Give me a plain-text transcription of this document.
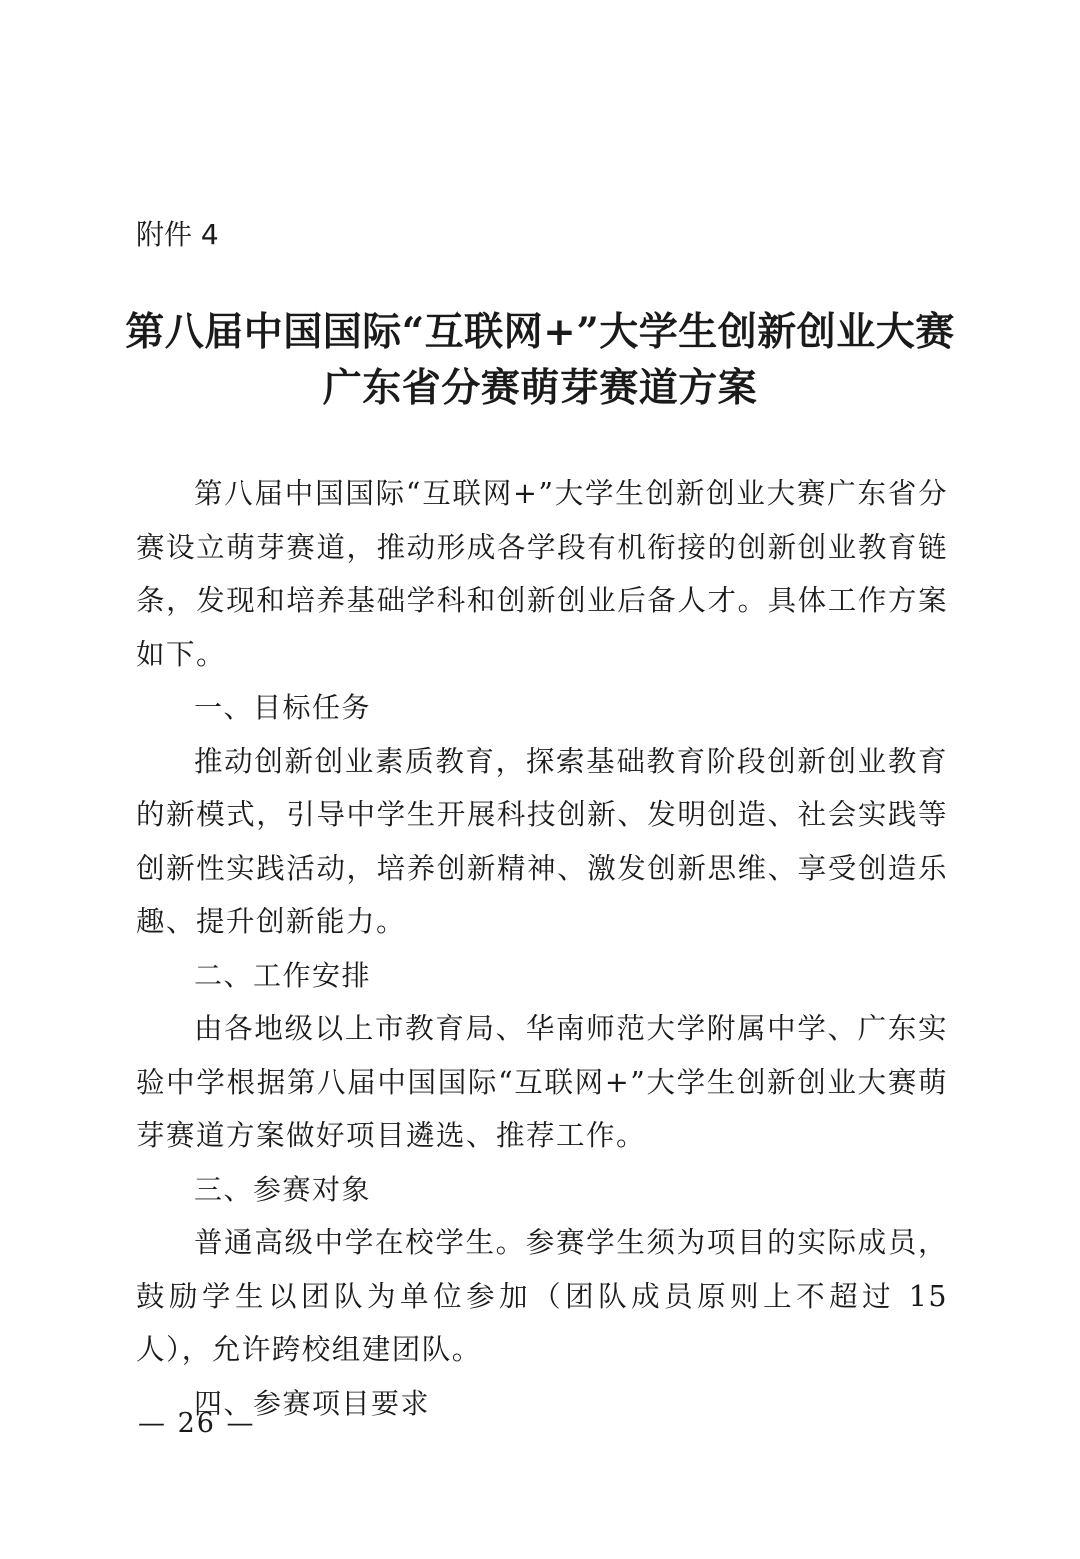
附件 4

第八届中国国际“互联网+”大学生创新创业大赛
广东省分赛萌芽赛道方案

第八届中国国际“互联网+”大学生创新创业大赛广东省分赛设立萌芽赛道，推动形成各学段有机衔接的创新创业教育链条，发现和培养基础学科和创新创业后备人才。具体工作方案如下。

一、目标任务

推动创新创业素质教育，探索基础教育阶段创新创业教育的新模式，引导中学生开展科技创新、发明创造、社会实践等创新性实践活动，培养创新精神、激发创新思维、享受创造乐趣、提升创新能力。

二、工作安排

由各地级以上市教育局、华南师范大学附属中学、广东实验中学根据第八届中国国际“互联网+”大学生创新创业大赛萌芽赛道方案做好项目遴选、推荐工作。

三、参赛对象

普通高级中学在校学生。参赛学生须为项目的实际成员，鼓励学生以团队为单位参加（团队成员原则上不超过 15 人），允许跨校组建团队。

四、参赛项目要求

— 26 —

****************

__Stated problem__
Reproduce all the entries that precede this task, word for word, minus any pictures.

__Response__
Give me a plain-text transcription of this document.
附件 4

第八届中国国际“互联网+”大学生创新创业大赛
广东省分赛萌芽赛道方案

第八届中国国际“互联网+”大学生创新创业大赛广东省分赛设立萌芽赛道，推动形成各学段有机衔接的创新创业教育链条，发现和培养基础学科和创新创业后备人才。具体工作方案如下。

一、目标任务

推动创新创业素质教育，探索基础教育阶段创新创业教育的新模式，引导中学生开展科技创新、发明创造、社会实践等创新性实践活动，培养创新精神、激发创新思维、享受创造乐趣、提升创新能力。

二、工作安排

由各地级以上市教育局、华南师范大学附属中学、广东实验中学根据第八届中国国际“互联网+”大学生创新创业大赛萌芽赛道方案做好项目遴选、推荐工作。

三、参赛对象

普通高级中学在校学生。参赛学生须为项目的实际成员，鼓励学生以团队为单位参加（团队成员原则上不超过 15 人），允许跨校组建团队。

四、参赛项目要求

— 26 —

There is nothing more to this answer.